* begin Page excerpt *

Gabriel Reference MKII Monument Turntable, DaVinciAudio, c. 2011

The vinyl renaissance in the turntable revolution

Once seen as an obsolete format, our new book on turntable design describes how dedicated designers kept the analogue signal alive

If Gideon Schwartz’s book Revolution: The History of Turntable Design had been published a few years ago, it would have perhaps ended on a bit of a low note.

As Schwartz recalls in his chapter on the 1980s and 1990s, “The superiority of CDs, as promoted by the companies’ marketing teams, was gradually absorbed by consumers who were eager to accept the assurances.”

Many believed the vinyl records and their players would disappear from music lovers’ homes, just as other outmoded formats had faded into obscurity.

Yet for dedicated listeners, CDs never truly bettered vinyl playback, and innovative audio engineers and manufacturing concerns were pushing the format forward, even as compact discs were beginning to triumph.

* end Page excerpt *
* begin Provided material *

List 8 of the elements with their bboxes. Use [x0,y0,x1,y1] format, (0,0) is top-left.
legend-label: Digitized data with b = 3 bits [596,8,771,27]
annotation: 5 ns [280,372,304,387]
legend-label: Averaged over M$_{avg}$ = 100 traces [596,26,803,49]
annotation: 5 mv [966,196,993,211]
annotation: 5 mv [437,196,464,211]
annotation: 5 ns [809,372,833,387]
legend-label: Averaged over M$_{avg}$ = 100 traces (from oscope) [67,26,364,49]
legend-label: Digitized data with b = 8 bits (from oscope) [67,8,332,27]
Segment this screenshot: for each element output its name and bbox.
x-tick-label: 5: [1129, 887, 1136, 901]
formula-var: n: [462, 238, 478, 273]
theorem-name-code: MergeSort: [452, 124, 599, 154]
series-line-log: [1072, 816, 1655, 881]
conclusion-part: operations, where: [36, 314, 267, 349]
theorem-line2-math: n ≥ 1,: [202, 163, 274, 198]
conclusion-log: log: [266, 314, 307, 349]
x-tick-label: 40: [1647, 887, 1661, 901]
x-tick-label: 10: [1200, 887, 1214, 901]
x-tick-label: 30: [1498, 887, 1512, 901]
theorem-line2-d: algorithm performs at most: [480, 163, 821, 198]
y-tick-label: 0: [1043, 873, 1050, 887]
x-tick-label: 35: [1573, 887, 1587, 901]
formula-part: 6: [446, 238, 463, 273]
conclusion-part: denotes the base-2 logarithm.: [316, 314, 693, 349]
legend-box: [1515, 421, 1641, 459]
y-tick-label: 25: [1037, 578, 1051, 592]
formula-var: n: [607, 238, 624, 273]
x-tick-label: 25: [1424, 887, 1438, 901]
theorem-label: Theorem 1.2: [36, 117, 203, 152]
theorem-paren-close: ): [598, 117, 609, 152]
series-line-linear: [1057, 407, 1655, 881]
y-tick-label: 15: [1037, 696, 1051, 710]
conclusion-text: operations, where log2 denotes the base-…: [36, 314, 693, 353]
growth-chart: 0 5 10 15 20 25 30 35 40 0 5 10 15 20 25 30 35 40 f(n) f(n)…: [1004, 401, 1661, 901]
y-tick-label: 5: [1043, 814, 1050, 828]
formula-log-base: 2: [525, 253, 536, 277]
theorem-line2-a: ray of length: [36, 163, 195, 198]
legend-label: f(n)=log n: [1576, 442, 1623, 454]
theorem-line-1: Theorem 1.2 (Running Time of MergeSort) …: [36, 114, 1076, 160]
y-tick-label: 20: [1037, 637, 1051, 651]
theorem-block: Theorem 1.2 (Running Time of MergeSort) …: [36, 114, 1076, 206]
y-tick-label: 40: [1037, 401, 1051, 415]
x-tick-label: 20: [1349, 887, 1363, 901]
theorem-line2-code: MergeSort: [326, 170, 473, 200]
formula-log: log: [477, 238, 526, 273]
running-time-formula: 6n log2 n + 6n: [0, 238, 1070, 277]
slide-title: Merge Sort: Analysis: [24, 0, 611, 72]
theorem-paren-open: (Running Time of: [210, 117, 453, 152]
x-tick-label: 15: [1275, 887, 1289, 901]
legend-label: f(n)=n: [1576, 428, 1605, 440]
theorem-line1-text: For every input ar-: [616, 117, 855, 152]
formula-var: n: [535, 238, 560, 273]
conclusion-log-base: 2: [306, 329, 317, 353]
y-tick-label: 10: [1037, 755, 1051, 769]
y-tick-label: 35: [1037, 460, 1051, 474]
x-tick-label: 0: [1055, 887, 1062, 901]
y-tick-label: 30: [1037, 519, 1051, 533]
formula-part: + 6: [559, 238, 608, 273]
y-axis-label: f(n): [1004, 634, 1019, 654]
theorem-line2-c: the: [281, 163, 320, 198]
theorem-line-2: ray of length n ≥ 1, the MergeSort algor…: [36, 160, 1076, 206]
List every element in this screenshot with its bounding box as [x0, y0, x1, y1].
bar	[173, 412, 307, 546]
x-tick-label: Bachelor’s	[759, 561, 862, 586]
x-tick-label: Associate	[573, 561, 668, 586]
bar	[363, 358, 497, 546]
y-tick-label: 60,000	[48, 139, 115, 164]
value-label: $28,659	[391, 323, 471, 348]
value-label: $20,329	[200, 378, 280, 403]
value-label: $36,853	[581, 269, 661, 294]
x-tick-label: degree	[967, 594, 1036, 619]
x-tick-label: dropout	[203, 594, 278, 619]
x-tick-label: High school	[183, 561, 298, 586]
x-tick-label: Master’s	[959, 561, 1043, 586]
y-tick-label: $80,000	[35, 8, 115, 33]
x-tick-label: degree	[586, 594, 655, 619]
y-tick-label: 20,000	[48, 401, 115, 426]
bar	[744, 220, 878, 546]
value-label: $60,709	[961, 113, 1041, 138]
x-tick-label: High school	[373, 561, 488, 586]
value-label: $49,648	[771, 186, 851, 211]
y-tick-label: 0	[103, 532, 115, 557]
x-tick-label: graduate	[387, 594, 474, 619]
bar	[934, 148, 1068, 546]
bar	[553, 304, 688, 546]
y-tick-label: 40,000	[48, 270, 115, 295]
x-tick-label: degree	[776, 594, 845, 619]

* end Provided material *

▸ Things to do:
(a) Extract the records from their first line up to and including the line containing "annotation: 5 mv [966,196,993,211]", reproducing each line without any change.
(b) Extend the article on turntable design from its last sentence onward.
The article and the records are independent of each other and unrelated.

▸ Expected results:
(a)
List 8 of the elements with their bboxes. Use [x0,y0,x1,y1] format, (0,0) is top-left.
legend-label: Digitized data with b = 3 bits [596,8,771,27]
annotation: 5 ns [280,372,304,387]
legend-label: Averaged over M$_{avg}$ = 100 traces [596,26,803,49]
annotation: 5 mv [966,196,993,211]

(b)
The vinyl renaissance in the turntable revolution

Reference Turntable and T3 Tonearm, Goldmund, 1982

In 1982, the same year the first CD was released, the Swiss company Goldmund issued its monolithic Reference Turntable, in which it pioneered its concept of ‘mechanical grounding.’

“This meant providing an evacuation route for vibrations, resonances, and other mechanical energy trapped in the device, which would otherwise find their way back into the cartridge and resultant playback,” explains Schwartz. “Elected as one of the components that ‘shook the world,’ the Reference turntable was unprecedented in the analog market.”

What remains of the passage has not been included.